(Stored data)
<<<<

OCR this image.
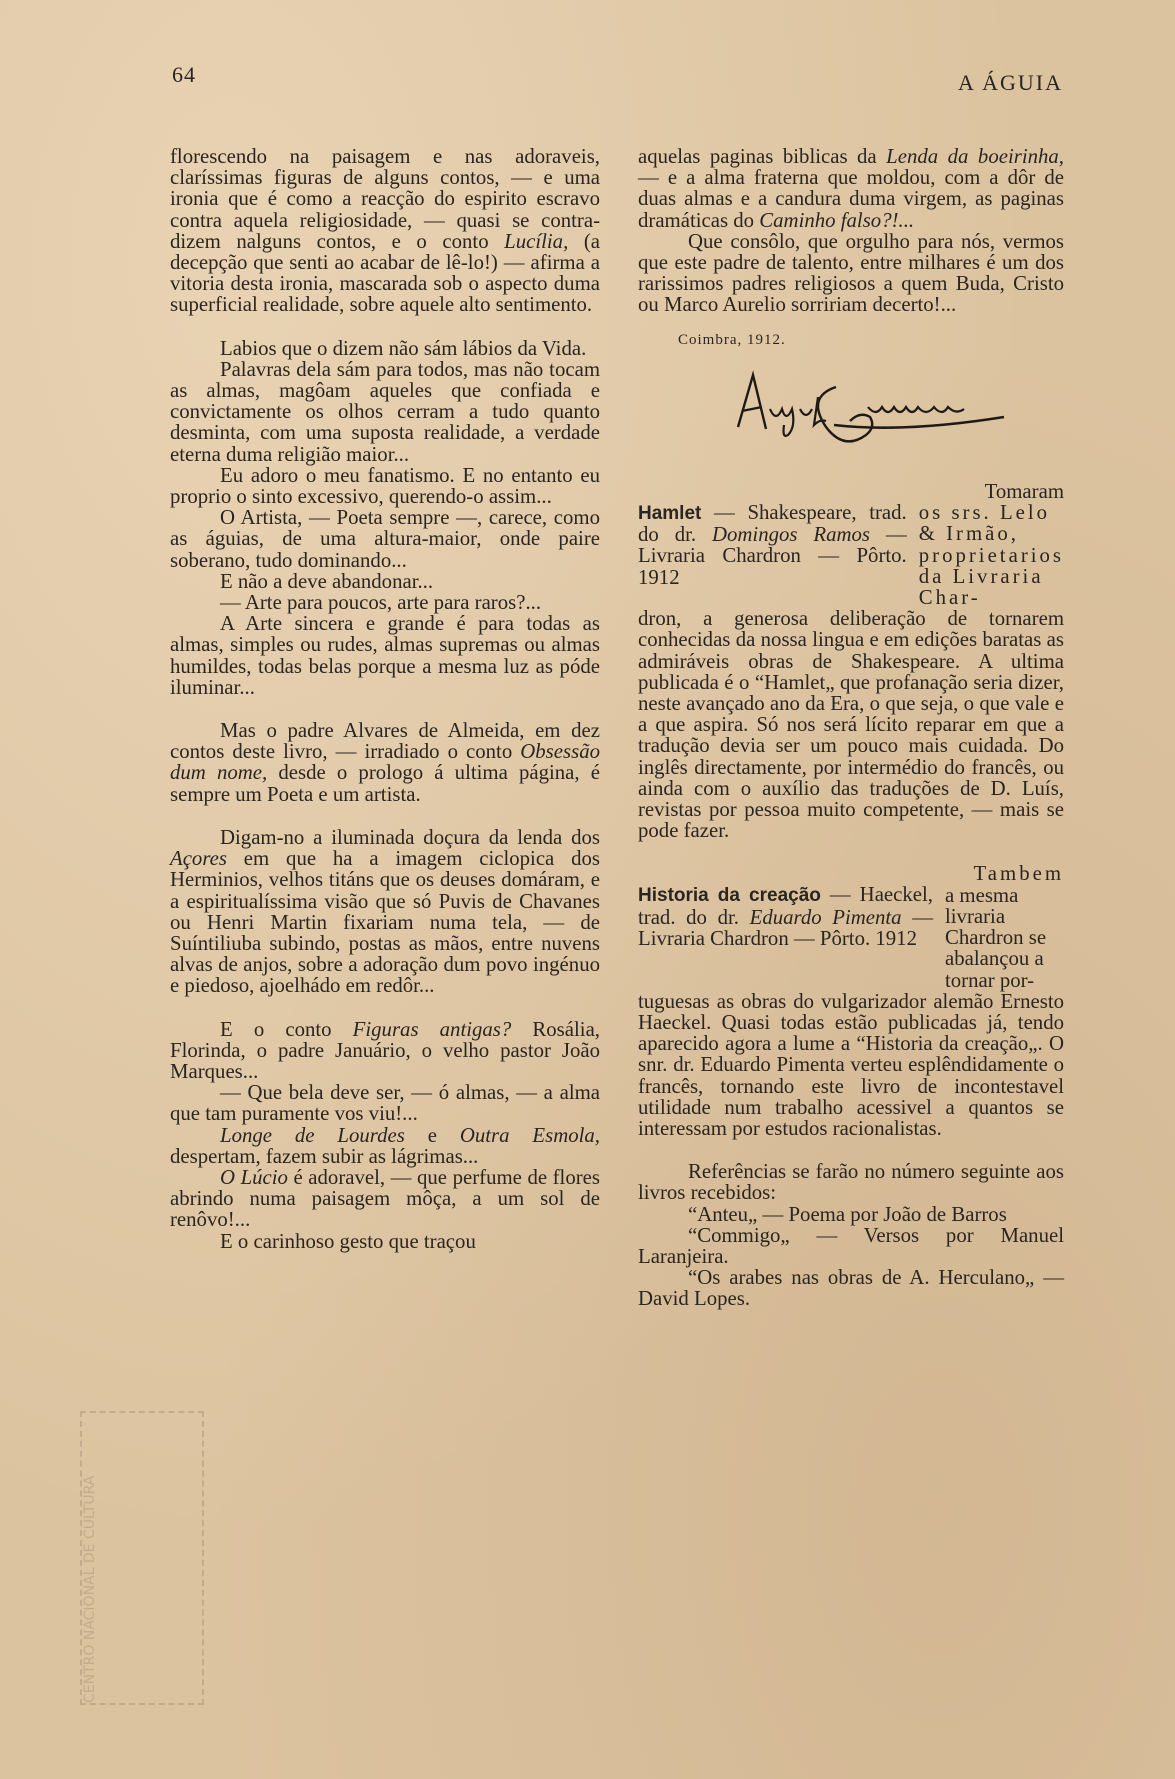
64	A ÁGUIA

florescendo na paisagem e nas adoraveis, claríssimas figuras de alguns contos, — e uma ironia que é como a reacção do espirito escravo contra aquela religiosidade, — quasi se contra-dizem nalguns contos, e o conto Lucília, (a decepção que senti ao acabar de lê-lo!) — afirma a vitoria desta ironia, mascarada sob o aspecto duma superficial realidade, sobre aquele alto sentimento.

Labios que o dizem não sám lábios da Vida.

Palavras dela sám para todos, mas não tocam as almas, magôam aqueles que confiada e convictamente os olhos cerram a tudo quanto desminta, com uma suposta realidade, a verdade eterna duma religião maior...

Eu adoro o meu fanatismo. E no entanto eu proprio o sinto excessivo, querendo-o assim...

O Artista, — Poeta sempre —, carece, como as águias, de uma altura-maior, onde paire soberano, tudo dominando...

E não a deve abandonar...

— Arte para poucos, arte para raros?...

A Arte sincera e grande é para todas as almas, simples ou rudes, almas supremas ou almas humildes, todas belas porque a mesma luz as póde iluminar...

Mas o padre Alvares de Almeida, em dez contos deste livro, — irradiado o conto Obsessão dum nome, desde o prologo á ultima página, é sempre um Poeta e um artista.

Digam-no a iluminada doçura da lenda dos Açores em que ha a imagem ciclopica dos Herminios, velhos titáns que os deuses domáram, e a espiritualíssima visão que só Puvis de Chavanes ou Henri Martin fixariam numa tela, — de Suíntiliuba subindo, postas as mãos, entre nuvens alvas de anjos, sobre a adoração dum povo ingénuo e piedoso, ajoelhádo em redôr...

E o conto Figuras antigas? Rosália, Florinda, o padre Januário, o velho pastor João Marques...

— Que bela deve ser, — ó almas, — a alma que tam puramente vos viu!...

Longe de Lourdes e Outra Esmola, despertam, fazem subir as lágrimas...

O Lúcio é adoravel, — que perfume de flores abrindo numa paisagem môça, a um sol de renôvo!...

E o carinhoso gesto que traçou

aquelas paginas biblicas da Lenda da boeirinha, — e a alma fraterna que moldou, com a dôr de duas almas e a candura duma virgem, as paginas dramáticas do Caminho falso?!...

Que consôlo, que orgulho para nós, vermos que este padre de talento, entre milhares é um dos rarissimos padres religiosos a quem Buda, Cristo ou Marco Aurelio sorririam decerto!...

Coimbra, 1912.

Hamlet — Shakespeare, trad. do dr. Domingos Ramos — Livraria Chardron — Pôrto. 1912

Tomaram

os srs. Lelo & Irmão, proprietarios da Livraria Char-

dron, a generosa deliberação de tornarem conhecidas da nossa lingua e em edições baratas as admiráveis obras de Shakespeare. A ultima publicada é o “Hamlet„ que profanação seria dizer, neste avançado ano da Era, o que seja, o que vale e a que aspira. Só nos será lícito reparar em que a tradução devia ser um pouco mais cuidada. Do inglês directamente, por intermédio do francês, ou ainda com o auxílio das traduções de D. Luís, revistas por pessoa muito competente, — mais se pode fazer.

Historia da creação — Haeckel, trad. do dr. Eduardo Pimenta — Livraria Chardron — Pôrto. 1912

Tambem

a mesma livraria Chardron se abalançou a tornar por-

tuguesas as obras do vulgarizador alemão Ernesto Haeckel. Quasi todas estão publicadas já, tendo aparecido agora a lume a “Historia da creação„. O snr. dr. Eduardo Pimenta verteu esplêndidamente o francês, tornando este livro de incontestavel utilidade num trabalho acessivel a quantos se interessam por estudos racionalistas.

Referências se farão no número seguinte aos livros recebidos:

“Anteu„ — Poema por João de Barros

“Commigo„ — Versos por Manuel Laranjeira.

“Os arabes nas obras de A. Herculano„ — David Lopes.

CENTRO NACIONAL DE CULTURA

>>>>

### Exercise
Reproduce all the records verbatim, excluding images.

### Answer to the exercise
OCR this image.
64	A ÁGUIA

florescendo na paisagem e nas adoraveis, claríssimas figuras de alguns contos, — e uma ironia que é como a reacção do espirito escravo contra aquela religiosidade, — quasi se contra-dizem nalguns contos, e o conto Lucília, (a decepção que senti ao acabar de lê-lo!) — afirma a vitoria desta ironia, mascarada sob o aspecto duma superficial realidade, sobre aquele alto sentimento.

Labios que o dizem não sám lábios da Vida.

Palavras dela sám para todos, mas não tocam as almas, magôam aqueles que confiada e convictamente os olhos cerram a tudo quanto desminta, com uma suposta realidade, a verdade eterna duma religião maior...

Eu adoro o meu fanatismo. E no entanto eu proprio o sinto excessivo, querendo-o assim...

O Artista, — Poeta sempre —, carece, como as águias, de uma altura-maior, onde paire soberano, tudo dominando...

E não a deve abandonar...

— Arte para poucos, arte para raros?...

A Arte sincera e grande é para todas as almas, simples ou rudes, almas supremas ou almas humildes, todas belas porque a mesma luz as póde iluminar...

Mas o padre Alvares de Almeida, em dez contos deste livro, — irradiado o conto Obsessão dum nome, desde o prologo á ultima página, é sempre um Poeta e um artista.

Digam-no a iluminada doçura da lenda dos Açores em que ha a imagem ciclopica dos Herminios, velhos titáns que os deuses domáram, e a espiritualíssima visão que só Puvis de Chavanes ou Henri Martin fixariam numa tela, — de Suíntiliuba subindo, postas as mãos, entre nuvens alvas de anjos, sobre a adoração dum povo ingénuo e piedoso, ajoelhádo em redôr...

E o conto Figuras antigas? Rosália, Florinda, o padre Januário, o velho pastor João Marques...

— Que bela deve ser, — ó almas, — a alma que tam puramente vos viu!...

Longe de Lourdes e Outra Esmola, despertam, fazem subir as lágrimas...

O Lúcio é adoravel, — que perfume de flores abrindo numa paisagem môça, a um sol de renôvo!...

E o carinhoso gesto que traçou

aquelas paginas biblicas da Lenda da boeirinha, — e a alma fraterna que moldou, com a dôr de duas almas e a candura duma virgem, as paginas dramáticas do Caminho falso?!...

Que consôlo, que orgulho para nós, vermos que este padre de talento, entre milhares é um dos rarissimos padres religiosos a quem Buda, Cristo ou Marco Aurelio sorririam decerto!...

Coimbra, 1912.

Hamlet — Shakespeare, trad. do dr. Domingos Ramos — Livraria Chardron — Pôrto. 1912

Tomaram

os srs. Lelo & Irmão, proprietarios da Livraria Char-

dron, a generosa deliberação de tornarem conhecidas da nossa lingua e em edições baratas as admiráveis obras de Shakespeare. A ultima publicada é o “Hamlet„ que profanação seria dizer, neste avançado ano da Era, o que seja, o que vale e a que aspira. Só nos será lícito reparar em que a tradução devia ser um pouco mais cuidada. Do inglês directamente, por intermédio do francês, ou ainda com o auxílio das traduções de D. Luís, revistas por pessoa muito competente, — mais se pode fazer.

Historia da creação — Haeckel, trad. do dr. Eduardo Pimenta — Livraria Chardron — Pôrto. 1912

Tambem

a mesma livraria Chardron se abalançou a tornar por-

tuguesas as obras do vulgarizador alemão Ernesto Haeckel. Quasi todas estão publicadas já, tendo aparecido agora a lume a “Historia da creação„. O snr. dr. Eduardo Pimenta verteu esplêndidamente o francês, tornando este livro de incontestavel utilidade num trabalho acessivel a quantos se interessam por estudos racionalistas.

Referências se farão no número seguinte aos livros recebidos:

“Anteu„ — Poema por João de Barros

“Commigo„ — Versos por Manuel Laranjeira.

“Os arabes nas obras de A. Herculano„ — David Lopes.

CENTRO NACIONAL DE CULTURA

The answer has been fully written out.